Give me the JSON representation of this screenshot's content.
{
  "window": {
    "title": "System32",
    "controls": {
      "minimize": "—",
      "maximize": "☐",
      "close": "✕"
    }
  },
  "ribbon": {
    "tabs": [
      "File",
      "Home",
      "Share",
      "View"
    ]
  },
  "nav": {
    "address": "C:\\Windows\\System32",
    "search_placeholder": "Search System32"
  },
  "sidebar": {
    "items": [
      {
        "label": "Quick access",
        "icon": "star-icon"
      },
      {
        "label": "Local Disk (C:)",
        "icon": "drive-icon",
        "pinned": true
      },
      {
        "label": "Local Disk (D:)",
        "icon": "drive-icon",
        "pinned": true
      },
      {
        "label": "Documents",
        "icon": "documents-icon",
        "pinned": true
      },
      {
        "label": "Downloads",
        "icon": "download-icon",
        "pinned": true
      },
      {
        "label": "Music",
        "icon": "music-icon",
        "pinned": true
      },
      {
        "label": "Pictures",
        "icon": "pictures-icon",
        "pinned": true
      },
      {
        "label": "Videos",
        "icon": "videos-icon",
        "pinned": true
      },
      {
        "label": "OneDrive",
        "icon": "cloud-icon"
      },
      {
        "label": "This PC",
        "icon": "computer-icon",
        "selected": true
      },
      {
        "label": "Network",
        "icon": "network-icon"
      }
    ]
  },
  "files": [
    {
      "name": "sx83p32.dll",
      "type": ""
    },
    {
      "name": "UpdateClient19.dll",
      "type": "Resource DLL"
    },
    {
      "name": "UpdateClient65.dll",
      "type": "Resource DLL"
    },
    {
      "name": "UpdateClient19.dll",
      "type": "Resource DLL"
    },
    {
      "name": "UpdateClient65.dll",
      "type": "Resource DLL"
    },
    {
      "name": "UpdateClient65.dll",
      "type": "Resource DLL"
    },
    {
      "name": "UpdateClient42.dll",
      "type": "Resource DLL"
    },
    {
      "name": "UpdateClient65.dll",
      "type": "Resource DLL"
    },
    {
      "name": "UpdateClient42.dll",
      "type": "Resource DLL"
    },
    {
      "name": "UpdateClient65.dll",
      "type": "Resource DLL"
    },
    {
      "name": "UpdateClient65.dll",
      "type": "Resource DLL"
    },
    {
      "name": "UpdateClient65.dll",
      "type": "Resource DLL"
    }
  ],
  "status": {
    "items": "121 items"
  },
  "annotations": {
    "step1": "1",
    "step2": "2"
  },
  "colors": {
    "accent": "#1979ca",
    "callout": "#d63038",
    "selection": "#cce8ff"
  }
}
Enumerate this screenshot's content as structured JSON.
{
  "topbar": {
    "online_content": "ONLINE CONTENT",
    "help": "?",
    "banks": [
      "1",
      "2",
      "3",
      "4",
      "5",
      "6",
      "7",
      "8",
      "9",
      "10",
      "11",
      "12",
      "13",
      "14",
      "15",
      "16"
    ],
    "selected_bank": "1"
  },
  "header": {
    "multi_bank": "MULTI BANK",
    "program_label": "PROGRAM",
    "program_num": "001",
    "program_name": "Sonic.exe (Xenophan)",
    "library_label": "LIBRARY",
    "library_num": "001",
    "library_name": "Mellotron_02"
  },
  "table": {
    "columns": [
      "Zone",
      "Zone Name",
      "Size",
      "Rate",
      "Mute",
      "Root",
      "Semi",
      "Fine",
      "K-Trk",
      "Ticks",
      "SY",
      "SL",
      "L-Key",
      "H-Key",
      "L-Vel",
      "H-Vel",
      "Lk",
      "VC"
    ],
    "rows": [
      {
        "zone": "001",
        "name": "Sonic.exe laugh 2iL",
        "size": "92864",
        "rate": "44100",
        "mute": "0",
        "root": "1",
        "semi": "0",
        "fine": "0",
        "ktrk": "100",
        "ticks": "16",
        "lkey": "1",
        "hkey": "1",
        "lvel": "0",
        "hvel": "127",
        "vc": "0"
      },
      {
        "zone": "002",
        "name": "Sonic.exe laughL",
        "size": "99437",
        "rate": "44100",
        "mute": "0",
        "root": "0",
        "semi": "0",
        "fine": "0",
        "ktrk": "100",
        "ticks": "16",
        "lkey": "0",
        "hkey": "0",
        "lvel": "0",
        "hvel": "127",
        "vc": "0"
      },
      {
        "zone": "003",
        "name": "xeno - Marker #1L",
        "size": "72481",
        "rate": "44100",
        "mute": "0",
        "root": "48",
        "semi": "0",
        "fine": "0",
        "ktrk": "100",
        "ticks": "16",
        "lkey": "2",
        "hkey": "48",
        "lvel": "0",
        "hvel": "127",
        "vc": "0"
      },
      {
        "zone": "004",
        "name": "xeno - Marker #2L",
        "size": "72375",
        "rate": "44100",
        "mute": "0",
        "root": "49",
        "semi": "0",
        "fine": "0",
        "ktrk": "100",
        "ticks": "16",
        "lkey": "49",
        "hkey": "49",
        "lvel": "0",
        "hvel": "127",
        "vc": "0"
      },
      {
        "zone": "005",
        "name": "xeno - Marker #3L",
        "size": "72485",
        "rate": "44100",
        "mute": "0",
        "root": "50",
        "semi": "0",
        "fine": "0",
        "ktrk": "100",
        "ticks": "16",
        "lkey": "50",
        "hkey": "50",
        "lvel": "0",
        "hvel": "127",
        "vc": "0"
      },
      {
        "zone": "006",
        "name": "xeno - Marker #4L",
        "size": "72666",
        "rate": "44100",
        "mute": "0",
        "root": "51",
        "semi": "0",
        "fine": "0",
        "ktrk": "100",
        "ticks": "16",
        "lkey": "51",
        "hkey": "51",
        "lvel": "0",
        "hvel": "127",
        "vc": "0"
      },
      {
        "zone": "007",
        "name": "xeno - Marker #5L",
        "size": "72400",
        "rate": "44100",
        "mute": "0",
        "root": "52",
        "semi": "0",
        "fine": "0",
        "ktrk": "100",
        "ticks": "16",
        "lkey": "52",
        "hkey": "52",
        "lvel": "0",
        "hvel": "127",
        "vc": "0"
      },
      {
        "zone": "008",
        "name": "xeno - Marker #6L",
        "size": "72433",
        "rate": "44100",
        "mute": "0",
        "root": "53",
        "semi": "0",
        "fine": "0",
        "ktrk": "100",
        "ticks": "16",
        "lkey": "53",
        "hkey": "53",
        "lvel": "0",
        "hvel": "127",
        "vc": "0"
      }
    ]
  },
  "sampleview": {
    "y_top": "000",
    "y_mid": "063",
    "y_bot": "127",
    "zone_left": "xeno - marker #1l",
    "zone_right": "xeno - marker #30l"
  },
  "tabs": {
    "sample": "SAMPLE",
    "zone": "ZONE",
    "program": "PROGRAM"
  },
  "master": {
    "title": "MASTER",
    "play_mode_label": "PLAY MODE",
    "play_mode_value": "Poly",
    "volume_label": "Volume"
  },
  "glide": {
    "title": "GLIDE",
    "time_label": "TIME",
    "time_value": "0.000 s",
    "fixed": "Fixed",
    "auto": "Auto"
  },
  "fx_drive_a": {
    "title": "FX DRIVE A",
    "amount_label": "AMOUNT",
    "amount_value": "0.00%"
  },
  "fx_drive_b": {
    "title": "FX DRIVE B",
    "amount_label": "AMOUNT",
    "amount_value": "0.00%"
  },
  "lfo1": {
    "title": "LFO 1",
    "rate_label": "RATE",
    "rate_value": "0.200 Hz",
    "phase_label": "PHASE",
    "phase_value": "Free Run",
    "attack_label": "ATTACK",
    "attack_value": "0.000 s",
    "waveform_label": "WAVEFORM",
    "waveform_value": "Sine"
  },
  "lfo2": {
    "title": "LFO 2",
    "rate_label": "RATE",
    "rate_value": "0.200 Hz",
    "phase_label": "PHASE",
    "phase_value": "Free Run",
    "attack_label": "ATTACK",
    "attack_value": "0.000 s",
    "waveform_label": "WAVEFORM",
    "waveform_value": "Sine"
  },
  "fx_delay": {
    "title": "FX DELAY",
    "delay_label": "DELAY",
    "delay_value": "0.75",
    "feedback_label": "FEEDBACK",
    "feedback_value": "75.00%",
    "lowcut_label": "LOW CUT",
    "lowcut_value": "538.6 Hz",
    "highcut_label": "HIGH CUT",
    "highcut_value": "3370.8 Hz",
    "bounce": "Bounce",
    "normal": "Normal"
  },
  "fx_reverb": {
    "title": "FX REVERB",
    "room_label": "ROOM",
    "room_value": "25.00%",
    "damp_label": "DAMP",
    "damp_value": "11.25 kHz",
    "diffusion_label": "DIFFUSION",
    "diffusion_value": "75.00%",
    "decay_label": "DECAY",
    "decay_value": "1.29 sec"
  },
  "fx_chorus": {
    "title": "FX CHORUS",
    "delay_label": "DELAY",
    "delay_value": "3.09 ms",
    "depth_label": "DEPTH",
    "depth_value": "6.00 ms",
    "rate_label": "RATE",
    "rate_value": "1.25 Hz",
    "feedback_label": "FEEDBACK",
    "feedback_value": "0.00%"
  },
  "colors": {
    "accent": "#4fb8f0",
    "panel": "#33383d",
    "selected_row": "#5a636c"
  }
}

____________

Select from the material above each line in which the string "Sonic" appears, and list those lines.

    "program_name": "Sonic.exe (Xenophan)",
        "name": "Sonic.exe laugh 2iL",
        "name": "Sonic.exe laughL",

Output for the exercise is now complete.